Collect every line below that contains the word "числе".

* **DATASET**
::::::::::

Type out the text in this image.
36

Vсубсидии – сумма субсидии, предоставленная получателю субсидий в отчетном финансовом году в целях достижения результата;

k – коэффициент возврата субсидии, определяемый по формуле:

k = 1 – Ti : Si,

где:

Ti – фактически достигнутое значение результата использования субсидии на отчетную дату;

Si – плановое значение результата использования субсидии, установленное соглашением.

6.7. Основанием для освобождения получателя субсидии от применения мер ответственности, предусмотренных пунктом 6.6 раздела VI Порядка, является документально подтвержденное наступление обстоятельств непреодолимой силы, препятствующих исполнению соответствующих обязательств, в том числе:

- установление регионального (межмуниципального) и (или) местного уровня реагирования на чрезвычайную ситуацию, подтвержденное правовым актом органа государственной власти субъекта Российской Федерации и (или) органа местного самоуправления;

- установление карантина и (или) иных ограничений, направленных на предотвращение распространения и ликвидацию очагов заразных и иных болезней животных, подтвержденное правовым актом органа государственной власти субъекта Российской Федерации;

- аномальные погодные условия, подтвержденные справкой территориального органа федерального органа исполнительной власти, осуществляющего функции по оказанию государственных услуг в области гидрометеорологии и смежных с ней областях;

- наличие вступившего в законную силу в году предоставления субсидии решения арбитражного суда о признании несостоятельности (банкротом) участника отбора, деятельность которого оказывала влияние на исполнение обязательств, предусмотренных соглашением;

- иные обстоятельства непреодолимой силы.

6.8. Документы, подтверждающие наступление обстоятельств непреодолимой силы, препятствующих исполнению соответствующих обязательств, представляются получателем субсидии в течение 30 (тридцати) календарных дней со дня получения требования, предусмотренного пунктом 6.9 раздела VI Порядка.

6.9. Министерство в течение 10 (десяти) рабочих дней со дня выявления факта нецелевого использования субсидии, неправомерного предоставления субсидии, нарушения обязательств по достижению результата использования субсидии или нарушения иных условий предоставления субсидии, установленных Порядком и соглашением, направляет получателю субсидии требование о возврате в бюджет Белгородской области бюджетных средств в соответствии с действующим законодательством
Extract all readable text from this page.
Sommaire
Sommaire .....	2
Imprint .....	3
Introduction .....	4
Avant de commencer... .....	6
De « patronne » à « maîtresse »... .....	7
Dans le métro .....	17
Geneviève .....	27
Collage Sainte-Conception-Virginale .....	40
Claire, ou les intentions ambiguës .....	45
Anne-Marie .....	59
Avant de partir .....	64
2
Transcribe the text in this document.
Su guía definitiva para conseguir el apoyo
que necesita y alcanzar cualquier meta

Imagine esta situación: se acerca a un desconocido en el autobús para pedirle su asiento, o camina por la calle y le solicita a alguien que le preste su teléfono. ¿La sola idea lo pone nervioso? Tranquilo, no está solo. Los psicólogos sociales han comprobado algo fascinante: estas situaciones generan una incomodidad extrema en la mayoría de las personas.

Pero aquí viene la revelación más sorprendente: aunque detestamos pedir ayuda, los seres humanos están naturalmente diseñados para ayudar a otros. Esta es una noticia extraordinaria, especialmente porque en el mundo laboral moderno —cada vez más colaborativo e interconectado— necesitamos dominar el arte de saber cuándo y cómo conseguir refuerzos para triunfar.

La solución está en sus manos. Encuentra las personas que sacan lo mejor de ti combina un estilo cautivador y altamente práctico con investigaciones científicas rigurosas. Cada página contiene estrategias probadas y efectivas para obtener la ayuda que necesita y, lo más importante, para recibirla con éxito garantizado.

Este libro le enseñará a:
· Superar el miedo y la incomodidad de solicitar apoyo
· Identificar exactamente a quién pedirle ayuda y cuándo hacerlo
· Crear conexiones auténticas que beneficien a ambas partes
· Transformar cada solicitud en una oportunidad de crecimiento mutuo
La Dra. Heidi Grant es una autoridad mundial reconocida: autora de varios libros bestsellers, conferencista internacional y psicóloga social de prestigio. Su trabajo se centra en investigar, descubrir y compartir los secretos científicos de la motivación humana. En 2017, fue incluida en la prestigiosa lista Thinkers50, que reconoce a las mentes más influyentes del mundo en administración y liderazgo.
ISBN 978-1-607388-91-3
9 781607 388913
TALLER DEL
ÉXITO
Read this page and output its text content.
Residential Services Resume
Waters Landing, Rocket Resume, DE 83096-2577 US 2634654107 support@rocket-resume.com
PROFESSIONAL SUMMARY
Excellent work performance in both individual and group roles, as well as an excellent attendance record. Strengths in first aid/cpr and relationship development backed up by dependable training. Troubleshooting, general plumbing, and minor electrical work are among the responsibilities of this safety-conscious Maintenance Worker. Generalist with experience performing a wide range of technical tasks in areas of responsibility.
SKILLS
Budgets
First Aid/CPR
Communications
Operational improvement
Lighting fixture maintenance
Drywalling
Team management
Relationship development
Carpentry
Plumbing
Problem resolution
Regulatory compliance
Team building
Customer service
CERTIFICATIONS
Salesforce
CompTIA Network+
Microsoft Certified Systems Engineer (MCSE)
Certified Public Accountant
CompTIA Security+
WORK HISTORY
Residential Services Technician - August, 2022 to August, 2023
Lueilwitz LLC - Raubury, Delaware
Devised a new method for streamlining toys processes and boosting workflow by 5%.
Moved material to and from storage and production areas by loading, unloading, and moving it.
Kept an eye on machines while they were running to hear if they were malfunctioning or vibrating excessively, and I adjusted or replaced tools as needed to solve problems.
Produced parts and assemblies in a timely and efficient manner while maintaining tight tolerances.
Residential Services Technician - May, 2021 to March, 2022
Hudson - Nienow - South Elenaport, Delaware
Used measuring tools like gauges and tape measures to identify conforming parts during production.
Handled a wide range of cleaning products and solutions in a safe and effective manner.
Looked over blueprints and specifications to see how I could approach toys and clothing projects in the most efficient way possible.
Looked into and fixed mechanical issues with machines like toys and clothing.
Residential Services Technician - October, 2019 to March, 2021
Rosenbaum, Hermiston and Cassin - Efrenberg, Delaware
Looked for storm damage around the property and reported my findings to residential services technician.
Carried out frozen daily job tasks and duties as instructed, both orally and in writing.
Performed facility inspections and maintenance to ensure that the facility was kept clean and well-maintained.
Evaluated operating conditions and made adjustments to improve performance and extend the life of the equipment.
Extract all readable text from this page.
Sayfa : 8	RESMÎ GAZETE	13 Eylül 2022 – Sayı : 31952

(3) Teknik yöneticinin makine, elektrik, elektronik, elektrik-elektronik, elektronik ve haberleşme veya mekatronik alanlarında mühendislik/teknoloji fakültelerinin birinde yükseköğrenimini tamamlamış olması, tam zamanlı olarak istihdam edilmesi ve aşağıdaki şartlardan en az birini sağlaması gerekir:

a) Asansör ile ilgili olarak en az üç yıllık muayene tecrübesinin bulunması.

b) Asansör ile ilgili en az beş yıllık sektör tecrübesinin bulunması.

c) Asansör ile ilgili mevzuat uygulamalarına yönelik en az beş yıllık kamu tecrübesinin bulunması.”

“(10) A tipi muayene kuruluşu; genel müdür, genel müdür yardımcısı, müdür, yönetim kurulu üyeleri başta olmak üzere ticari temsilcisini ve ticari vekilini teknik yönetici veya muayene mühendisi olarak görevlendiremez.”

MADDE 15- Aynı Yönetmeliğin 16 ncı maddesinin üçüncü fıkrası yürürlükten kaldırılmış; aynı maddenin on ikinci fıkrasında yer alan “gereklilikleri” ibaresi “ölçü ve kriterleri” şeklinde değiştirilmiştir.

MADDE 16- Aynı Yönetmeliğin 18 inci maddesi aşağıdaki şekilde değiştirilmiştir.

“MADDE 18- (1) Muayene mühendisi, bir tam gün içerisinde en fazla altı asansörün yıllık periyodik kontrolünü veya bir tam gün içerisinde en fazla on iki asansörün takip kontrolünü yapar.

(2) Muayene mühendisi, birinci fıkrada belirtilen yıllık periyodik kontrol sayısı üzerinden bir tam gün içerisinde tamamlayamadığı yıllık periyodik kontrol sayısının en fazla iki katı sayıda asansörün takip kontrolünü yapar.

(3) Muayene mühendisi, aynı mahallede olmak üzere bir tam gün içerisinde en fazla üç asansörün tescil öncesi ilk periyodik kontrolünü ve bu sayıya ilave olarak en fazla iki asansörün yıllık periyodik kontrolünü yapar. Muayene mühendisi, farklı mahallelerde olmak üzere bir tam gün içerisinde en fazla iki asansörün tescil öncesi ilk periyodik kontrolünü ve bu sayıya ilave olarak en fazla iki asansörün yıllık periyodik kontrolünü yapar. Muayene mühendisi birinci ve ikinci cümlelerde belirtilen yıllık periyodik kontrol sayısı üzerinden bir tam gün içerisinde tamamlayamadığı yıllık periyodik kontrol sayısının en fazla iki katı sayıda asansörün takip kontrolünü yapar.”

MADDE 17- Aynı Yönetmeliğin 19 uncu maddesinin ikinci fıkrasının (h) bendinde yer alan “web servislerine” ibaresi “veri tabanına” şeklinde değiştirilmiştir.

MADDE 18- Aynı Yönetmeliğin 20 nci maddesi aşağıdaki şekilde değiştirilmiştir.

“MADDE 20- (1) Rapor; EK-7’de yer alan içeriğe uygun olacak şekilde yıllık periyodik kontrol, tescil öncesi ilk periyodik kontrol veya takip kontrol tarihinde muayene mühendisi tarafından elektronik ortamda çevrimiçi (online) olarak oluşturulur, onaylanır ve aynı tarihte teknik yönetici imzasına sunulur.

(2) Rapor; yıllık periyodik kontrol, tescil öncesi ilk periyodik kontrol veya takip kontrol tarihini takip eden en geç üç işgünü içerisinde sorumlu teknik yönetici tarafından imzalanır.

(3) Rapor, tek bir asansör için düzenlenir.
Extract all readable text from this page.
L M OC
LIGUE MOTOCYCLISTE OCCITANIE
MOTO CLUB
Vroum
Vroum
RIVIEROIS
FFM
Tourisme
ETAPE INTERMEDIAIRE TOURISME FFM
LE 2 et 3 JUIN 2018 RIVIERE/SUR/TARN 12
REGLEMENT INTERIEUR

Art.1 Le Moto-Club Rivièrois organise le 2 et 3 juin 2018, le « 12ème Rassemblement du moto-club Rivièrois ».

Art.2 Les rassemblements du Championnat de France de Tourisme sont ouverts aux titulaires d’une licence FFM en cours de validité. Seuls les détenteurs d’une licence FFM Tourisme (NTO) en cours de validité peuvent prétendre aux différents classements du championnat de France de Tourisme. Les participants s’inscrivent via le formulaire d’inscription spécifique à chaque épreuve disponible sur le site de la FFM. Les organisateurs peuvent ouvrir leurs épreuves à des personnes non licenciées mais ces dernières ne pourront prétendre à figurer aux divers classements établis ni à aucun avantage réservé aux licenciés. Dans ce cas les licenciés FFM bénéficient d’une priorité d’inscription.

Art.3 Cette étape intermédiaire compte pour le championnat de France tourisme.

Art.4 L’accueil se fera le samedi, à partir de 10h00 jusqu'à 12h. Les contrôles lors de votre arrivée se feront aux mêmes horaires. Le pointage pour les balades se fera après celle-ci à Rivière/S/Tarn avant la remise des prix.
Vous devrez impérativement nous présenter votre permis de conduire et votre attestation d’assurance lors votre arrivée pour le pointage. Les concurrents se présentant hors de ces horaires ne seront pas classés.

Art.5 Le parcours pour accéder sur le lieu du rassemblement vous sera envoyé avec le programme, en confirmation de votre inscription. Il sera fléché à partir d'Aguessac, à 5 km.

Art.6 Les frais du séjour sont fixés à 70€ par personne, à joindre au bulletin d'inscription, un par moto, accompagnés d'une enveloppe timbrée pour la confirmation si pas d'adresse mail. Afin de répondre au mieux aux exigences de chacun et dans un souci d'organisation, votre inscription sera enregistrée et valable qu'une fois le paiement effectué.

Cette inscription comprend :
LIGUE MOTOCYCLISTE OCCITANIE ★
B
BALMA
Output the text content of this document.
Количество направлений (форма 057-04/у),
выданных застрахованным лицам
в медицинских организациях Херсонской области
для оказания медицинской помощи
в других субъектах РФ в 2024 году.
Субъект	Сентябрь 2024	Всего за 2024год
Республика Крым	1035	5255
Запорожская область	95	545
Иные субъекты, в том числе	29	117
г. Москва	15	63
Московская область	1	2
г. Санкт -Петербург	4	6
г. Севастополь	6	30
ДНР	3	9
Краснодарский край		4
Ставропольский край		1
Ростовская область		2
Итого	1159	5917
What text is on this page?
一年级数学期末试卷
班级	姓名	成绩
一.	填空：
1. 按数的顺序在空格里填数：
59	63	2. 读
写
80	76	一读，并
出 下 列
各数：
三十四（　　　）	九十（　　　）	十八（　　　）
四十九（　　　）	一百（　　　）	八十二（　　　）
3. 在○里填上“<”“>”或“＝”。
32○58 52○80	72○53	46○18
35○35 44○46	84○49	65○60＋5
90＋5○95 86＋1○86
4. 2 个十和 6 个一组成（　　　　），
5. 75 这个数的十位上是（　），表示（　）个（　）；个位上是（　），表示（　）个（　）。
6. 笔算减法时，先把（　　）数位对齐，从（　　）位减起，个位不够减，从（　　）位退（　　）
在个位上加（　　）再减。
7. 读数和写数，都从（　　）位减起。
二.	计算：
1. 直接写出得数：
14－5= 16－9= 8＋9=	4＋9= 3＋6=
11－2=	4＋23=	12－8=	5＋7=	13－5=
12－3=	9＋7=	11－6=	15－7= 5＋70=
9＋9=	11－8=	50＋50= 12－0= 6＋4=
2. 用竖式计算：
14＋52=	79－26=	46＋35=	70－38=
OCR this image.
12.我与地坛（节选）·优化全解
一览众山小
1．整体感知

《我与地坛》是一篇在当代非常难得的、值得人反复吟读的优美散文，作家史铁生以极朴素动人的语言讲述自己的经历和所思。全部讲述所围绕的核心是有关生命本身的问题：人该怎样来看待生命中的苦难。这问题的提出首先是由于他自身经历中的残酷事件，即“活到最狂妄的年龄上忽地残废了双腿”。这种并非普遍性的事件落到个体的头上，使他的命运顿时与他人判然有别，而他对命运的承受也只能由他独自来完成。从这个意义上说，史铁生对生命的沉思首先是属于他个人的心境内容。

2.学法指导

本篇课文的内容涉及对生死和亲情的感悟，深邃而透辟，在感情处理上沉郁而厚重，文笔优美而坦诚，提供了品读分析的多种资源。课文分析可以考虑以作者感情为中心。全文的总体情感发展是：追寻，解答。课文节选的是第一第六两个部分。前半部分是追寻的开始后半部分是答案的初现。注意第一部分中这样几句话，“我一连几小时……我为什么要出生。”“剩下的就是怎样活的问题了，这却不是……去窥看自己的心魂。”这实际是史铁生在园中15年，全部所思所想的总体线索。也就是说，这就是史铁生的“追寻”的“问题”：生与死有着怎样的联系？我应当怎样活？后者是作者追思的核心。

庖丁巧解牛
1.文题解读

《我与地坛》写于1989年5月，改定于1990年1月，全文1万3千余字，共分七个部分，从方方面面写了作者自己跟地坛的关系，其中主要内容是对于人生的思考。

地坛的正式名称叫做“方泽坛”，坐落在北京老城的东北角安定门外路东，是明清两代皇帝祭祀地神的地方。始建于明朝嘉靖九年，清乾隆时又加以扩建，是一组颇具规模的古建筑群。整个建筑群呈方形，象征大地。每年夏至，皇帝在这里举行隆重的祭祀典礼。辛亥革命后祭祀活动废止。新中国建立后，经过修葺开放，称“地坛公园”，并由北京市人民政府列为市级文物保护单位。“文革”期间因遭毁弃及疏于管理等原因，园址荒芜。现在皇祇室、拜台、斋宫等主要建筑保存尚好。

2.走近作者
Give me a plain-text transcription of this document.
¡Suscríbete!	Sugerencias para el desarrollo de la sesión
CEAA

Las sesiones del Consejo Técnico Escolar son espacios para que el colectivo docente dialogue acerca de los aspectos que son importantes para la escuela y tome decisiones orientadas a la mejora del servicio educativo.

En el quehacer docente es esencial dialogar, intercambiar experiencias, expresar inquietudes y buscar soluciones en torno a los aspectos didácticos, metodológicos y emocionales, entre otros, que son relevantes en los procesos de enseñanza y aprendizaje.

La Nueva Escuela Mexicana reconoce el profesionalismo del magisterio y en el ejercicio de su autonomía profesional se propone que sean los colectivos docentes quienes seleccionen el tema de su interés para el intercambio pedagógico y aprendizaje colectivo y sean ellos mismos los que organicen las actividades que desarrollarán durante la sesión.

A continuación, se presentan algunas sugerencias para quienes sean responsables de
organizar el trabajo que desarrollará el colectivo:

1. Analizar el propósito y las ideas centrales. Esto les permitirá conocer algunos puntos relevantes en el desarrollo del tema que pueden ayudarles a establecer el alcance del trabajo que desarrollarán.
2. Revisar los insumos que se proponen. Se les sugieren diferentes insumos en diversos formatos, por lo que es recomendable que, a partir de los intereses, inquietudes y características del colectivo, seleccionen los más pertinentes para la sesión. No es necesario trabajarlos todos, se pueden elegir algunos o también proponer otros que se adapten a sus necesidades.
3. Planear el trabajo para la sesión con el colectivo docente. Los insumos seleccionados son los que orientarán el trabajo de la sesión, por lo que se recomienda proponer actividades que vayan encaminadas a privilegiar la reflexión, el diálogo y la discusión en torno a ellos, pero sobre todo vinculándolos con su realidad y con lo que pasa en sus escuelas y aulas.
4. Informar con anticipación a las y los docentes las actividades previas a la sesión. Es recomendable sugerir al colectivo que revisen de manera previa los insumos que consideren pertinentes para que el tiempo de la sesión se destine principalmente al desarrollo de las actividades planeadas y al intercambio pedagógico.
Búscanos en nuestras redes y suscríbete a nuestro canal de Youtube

::::::::::

* **OUTPUT BELOW**
6.7. Основанием для освобождения получателя субсидии от применения мер ответственности, предусмотренных пунктом 6.6 раздела VI Порядка, является документально подтвержденное наступление обстоятельств непреодолимой силы, препятствующих исполнению соответствующих обязательств, в том числе:
Иные субъекты, в том числе	29	117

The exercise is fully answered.